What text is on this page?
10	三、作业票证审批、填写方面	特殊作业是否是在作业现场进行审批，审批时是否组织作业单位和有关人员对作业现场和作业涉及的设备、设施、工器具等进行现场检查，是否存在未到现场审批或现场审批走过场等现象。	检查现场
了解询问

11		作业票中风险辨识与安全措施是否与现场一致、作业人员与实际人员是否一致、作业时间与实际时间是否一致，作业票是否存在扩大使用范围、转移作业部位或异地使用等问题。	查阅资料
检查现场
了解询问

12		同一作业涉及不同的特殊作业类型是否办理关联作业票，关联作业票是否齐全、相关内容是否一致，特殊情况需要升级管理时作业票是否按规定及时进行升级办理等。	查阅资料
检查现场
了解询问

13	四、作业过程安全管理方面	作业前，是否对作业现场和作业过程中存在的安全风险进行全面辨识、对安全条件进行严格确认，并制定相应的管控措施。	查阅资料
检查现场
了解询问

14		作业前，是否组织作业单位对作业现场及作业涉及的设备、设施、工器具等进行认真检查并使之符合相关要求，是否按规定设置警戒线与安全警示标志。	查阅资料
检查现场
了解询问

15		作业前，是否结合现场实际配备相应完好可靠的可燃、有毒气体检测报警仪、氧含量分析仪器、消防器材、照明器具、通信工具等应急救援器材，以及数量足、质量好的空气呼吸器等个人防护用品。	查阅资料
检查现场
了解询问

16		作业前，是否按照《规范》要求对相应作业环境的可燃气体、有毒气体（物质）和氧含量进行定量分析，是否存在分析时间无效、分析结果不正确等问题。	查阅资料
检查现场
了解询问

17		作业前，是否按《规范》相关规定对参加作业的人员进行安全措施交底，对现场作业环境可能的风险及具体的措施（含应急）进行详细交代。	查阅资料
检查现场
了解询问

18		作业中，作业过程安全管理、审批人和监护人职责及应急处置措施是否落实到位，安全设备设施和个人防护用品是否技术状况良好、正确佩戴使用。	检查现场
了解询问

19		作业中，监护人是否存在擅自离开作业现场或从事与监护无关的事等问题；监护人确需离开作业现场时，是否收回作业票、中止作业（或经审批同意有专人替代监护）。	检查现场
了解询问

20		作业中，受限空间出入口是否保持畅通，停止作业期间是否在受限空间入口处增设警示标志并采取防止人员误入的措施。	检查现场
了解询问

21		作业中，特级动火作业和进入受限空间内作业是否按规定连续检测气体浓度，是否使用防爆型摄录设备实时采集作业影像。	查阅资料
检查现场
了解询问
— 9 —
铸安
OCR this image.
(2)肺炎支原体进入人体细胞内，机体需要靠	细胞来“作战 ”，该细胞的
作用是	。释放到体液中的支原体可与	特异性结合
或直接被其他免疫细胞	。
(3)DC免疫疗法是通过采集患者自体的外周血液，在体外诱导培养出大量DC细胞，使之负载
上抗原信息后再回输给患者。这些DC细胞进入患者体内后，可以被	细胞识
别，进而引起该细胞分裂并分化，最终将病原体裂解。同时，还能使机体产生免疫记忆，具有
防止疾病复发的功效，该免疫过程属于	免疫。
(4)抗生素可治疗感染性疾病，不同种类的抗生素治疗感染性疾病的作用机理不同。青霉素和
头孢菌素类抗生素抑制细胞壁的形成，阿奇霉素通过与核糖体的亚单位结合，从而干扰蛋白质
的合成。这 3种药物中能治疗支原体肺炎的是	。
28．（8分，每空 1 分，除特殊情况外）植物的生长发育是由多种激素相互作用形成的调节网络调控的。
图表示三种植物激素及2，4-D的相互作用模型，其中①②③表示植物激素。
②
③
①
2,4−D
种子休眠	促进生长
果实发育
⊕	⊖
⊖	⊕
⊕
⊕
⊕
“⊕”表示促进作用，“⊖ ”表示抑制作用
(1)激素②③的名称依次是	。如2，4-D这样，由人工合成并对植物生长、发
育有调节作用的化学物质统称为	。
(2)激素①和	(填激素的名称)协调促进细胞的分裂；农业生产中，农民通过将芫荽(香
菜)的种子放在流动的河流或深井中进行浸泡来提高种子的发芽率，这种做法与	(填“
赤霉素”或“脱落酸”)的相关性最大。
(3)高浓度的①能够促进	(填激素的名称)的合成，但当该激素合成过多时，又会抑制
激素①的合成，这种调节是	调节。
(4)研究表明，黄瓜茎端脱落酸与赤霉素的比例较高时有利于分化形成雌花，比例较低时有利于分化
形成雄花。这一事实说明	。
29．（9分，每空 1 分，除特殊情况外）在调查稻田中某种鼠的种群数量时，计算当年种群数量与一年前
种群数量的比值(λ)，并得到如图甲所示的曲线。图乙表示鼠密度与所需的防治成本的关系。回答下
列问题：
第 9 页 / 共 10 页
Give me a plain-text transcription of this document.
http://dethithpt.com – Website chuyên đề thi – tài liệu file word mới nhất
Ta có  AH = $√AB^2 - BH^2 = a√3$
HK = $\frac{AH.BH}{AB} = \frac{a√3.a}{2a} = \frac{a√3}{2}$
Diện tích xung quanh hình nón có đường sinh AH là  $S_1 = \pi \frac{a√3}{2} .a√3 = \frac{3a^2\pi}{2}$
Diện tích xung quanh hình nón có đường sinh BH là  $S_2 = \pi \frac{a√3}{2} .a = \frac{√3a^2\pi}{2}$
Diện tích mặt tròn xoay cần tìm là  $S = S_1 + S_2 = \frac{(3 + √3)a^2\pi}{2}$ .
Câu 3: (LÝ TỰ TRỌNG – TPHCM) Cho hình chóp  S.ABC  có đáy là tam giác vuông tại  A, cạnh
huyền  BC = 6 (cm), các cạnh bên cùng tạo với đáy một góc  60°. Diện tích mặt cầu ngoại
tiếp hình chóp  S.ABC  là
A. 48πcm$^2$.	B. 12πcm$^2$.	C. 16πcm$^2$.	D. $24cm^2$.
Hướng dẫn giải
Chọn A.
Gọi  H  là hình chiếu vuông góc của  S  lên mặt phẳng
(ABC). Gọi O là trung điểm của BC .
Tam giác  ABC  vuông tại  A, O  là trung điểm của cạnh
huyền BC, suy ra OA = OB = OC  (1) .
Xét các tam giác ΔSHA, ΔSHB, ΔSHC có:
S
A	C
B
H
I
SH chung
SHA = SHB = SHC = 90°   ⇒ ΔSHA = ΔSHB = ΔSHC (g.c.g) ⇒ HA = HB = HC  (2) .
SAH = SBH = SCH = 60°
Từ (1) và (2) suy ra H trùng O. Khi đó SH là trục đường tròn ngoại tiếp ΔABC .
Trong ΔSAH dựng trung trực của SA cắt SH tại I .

════════

Only the lines from the one that contains "OCR this image." to the end of the data should be output, exactly as they appear.

OCR this image.
(2)肺炎支原体进入人体细胞内，机体需要靠	细胞来“作战 ”，该细胞的
作用是	。释放到体液中的支原体可与	特异性结合
或直接被其他免疫细胞	。
(3)DC免疫疗法是通过采集患者自体的外周血液，在体外诱导培养出大量DC细胞，使之负载
上抗原信息后再回输给患者。这些DC细胞进入患者体内后，可以被	细胞识
别，进而引起该细胞分裂并分化，最终将病原体裂解。同时，还能使机体产生免疫记忆，具有
防止疾病复发的功效，该免疫过程属于	免疫。
(4)抗生素可治疗感染性疾病，不同种类的抗生素治疗感染性疾病的作用机理不同。青霉素和
头孢菌素类抗生素抑制细胞壁的形成，阿奇霉素通过与核糖体的亚单位结合，从而干扰蛋白质
的合成。这 3种药物中能治疗支原体肺炎的是	。
28．（8分，每空 1 分，除特殊情况外）植物的生长发育是由多种激素相互作用形成的调节网络调控的。
图表示三种植物激素及2，4-D的相互作用模型，其中①②③表示植物激素。
②
③
①
2,4−D
种子休眠	促进生长
果实发育
⊕	⊖
⊖	⊕
⊕
⊕
⊕
“⊕”表示促进作用，“⊖ ”表示抑制作用
(1)激素②③的名称依次是	。如2，4-D这样，由人工合成并对植物生长、发
育有调节作用的化学物质统称为	。
(2)激素①和	(填激素的名称)协调促进细胞的分裂；农业生产中，农民通过将芫荽(香
菜)的种子放在流动的河流或深井中进行浸泡来提高种子的发芽率，这种做法与	(填“
赤霉素”或“脱落酸”)的相关性最大。
(3)高浓度的①能够促进	(填激素的名称)的合成，但当该激素合成过多时，又会抑制
激素①的合成，这种调节是	调节。
(4)研究表明，黄瓜茎端脱落酸与赤霉素的比例较高时有利于分化形成雌花，比例较低时有利于分化
形成雄花。这一事实说明	。
29．（9分，每空 1 分，除特殊情况外）在调查稻田中某种鼠的种群数量时，计算当年种群数量与一年前
种群数量的比值(λ)，并得到如图甲所示的曲线。图乙表示鼠密度与所需的防治成本的关系。回答下
列问题：
第 9 页 / 共 10 页
Give me a plain-text transcription of this document.
http://dethithpt.com – Website chuyên đề thi – tài liệu file word mới nhất
Ta có  AH = $√AB^2 - BH^2 = a√3$
HK = $\frac{AH.BH}{AB} = \frac{a√3.a}{2a} = \frac{a√3}{2}$
Diện tích xung quanh hình nón có đường sinh AH là  $S_1 = \pi \frac{a√3}{2} .a√3 = \frac{3a^2\pi}{2}$
Diện tích xung quanh hình nón có đường sinh BH là  $S_2 = \pi \frac{a√3}{2} .a = \frac{√3a^2\pi}{2}$
Diện tích mặt tròn xoay cần tìm là  $S = S_1 + S_2 = \frac{(3 + √3)a^2\pi}{2}$ .
Câu 3: (LÝ TỰ TRỌNG – TPHCM) Cho hình chóp  S.ABC  có đáy là tam giác vuông tại  A, cạnh
huyền  BC = 6 (cm), các cạnh bên cùng tạo với đáy một góc  60°. Diện tích mặt cầu ngoại
tiếp hình chóp  S.ABC  là
A. 48πcm$^2$.	B. 12πcm$^2$.	C. 16πcm$^2$.	D. $24cm^2$.
Hướng dẫn giải
Chọn A.
Gọi  H  là hình chiếu vuông góc của  S  lên mặt phẳng
(ABC). Gọi O là trung điểm của BC .
Tam giác  ABC  vuông tại  A, O  là trung điểm của cạnh
huyền BC, suy ra OA = OB = OC  (1) .
Xét các tam giác ΔSHA, ΔSHB, ΔSHC có:
S
A	C
B
H
I
SH chung
SHA = SHB = SHC = 90°   ⇒ ΔSHA = ΔSHB = ΔSHC (g.c.g) ⇒ HA = HB = HC  (2) .
SAH = SBH = SCH = 60°
Từ (1) và (2) suy ra H trùng O. Khi đó SH là trục đường tròn ngoại tiếp ΔABC .
Trong ΔSAH dựng trung trực của SA cắt SH tại I .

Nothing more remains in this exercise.